━━ Text to read
Survey banner
The Dataiku Community is moving to a new home! New posts are now disabled and the community will shortly be in temporary read only mode: LEARN MORE

Matching value from different row based on condition

Solved!
SanderVW
Level 3
Matching value from different row based on condition

Hi, I am trying to add a new column containing a certain value that is the same for each group. The problem is that this value is originally saved in one row of that group and I do not know how to extract this.

For example, if I have the following dataset:

GroupRoleValue
ALead1
AMember2
BLead3
BMember4


I would like to calculate a row that has the value of the 'lead' of the group that the row is in, like this:

GroupRoleValueLeader_value
ALead11
AMember21
BLead33
BMember43


Does anyone know a good method for this? Preferably one that can be implemented in a prepare recipe. I tried to do this using a new column where only the value from 'lead' rows are saved and then fill that column using the previous value but here I run into issues if there are more than one groups due to sorting. Thanks in advance for any advice!


Operating system used: Windows

0 Kudos
1 Solution
me2
Level 3

Another way to do it requires a few steps so might not be the most efficient way:

1) Extract new table that only has the Group and Values only for Role == Lead.  You can use Prepare or Split recipes (Role is the key used to split).  Unless you have a need for the member values, using Split would create a table that isn't used upstream.
━━━━
#### What this exercise asks
(A) In the forum thread, when does the reply advise against using a Split recipe for the first step, and why?
(B) According to the forum thread, in which kind of recipe would the asker prefer the solution to be implemented?
━━ Supplied material
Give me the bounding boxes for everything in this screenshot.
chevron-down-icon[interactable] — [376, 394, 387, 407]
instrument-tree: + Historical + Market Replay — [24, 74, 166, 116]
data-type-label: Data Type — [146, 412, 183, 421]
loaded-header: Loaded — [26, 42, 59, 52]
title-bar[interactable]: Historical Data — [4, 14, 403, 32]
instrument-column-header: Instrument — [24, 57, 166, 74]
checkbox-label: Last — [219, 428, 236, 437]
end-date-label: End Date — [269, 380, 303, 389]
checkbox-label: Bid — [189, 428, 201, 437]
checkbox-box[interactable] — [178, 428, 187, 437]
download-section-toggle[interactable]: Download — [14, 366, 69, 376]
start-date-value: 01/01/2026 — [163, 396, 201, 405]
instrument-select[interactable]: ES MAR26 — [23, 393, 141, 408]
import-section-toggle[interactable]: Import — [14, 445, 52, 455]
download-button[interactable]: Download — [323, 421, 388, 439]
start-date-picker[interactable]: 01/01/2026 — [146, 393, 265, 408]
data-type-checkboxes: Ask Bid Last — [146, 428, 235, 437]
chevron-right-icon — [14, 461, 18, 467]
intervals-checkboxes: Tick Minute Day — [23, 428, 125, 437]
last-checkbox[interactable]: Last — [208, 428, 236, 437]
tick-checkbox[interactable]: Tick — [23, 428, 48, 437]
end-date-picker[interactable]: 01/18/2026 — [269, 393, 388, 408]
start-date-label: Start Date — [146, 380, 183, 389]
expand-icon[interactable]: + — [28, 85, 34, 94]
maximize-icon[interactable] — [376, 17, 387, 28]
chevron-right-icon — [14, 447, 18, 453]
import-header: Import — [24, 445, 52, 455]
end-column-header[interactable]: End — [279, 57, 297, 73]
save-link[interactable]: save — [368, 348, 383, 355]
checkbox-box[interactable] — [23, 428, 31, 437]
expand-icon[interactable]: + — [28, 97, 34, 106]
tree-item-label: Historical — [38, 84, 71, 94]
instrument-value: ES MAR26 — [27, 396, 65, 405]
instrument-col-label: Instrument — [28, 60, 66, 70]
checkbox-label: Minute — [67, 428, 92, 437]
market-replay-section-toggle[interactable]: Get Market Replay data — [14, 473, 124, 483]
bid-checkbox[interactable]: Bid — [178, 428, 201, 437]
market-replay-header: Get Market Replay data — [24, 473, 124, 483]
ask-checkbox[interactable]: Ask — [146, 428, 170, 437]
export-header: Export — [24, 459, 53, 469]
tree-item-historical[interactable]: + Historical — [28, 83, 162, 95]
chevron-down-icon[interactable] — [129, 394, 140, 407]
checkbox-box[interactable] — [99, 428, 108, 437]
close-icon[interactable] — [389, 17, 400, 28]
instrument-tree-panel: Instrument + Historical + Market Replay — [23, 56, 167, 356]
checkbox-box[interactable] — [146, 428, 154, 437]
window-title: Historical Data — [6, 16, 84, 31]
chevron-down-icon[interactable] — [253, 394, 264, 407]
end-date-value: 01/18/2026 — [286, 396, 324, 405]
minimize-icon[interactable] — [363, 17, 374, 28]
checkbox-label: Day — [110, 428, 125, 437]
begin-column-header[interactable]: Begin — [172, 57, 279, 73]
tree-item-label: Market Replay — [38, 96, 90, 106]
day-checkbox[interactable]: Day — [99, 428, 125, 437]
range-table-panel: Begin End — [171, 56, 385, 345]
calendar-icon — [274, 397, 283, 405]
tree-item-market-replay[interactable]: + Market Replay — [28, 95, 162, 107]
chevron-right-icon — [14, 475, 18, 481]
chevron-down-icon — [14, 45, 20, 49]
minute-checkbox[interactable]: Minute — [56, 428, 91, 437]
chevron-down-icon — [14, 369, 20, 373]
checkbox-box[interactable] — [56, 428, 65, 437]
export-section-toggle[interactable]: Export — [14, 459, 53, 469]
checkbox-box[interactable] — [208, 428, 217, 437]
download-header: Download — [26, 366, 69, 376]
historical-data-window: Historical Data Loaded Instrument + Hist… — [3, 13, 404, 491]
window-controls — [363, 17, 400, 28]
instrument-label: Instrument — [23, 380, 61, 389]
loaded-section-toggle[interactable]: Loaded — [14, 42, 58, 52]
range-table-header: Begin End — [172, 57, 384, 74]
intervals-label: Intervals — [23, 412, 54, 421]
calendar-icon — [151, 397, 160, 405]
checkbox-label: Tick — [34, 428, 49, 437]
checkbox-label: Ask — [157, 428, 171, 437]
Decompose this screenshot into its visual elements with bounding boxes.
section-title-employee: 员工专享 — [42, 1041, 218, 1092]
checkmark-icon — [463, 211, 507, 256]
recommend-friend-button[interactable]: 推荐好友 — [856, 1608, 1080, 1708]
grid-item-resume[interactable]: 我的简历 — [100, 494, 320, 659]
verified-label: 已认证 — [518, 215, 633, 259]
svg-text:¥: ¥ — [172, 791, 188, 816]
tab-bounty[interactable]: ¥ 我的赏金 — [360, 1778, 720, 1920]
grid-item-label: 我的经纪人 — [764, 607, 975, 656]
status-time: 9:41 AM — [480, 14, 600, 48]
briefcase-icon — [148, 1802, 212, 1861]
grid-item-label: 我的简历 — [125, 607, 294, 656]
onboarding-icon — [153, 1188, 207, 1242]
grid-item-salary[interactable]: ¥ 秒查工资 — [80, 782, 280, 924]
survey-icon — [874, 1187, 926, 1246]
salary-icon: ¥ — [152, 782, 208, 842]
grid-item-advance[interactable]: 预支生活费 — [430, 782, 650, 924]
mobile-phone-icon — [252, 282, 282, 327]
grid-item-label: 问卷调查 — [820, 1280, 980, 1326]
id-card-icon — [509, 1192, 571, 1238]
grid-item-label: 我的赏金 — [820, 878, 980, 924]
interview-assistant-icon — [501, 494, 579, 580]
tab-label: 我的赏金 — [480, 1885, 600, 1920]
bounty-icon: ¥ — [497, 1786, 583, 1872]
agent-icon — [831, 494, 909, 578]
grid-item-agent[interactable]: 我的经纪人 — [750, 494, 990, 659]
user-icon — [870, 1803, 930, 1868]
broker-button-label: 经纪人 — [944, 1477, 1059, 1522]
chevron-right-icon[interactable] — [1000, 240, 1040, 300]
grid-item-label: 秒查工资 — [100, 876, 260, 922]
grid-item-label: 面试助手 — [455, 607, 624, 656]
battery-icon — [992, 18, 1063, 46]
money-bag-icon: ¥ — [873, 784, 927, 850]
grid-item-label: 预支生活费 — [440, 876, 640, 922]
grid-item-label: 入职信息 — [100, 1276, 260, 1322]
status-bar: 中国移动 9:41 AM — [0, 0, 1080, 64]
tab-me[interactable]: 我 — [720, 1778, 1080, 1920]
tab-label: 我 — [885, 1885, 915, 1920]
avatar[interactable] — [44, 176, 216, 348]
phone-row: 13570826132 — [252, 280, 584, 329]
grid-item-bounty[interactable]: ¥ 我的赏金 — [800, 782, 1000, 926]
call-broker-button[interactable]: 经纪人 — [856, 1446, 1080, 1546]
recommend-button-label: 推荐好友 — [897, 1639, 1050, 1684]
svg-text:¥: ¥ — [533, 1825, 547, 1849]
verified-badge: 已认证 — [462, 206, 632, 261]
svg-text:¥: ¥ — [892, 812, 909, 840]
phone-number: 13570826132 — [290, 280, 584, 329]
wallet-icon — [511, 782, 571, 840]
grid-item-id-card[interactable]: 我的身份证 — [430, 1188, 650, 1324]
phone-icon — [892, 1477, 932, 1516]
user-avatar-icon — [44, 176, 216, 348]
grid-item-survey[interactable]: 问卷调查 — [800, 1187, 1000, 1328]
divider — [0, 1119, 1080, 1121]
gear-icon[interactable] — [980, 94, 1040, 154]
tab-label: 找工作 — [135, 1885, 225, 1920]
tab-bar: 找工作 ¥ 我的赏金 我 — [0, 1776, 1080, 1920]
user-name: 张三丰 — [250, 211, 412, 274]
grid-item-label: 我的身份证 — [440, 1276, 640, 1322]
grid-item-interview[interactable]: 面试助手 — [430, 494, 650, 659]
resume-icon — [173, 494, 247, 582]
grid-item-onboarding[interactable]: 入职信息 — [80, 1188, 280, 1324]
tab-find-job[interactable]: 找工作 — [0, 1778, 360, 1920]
━━━━
#### Solutions for each task
(A) The reply advises against a Split recipe unless the member values are needed. Otherwise, Split would create a table that isn't used upstream.

(B) A prepare recipe.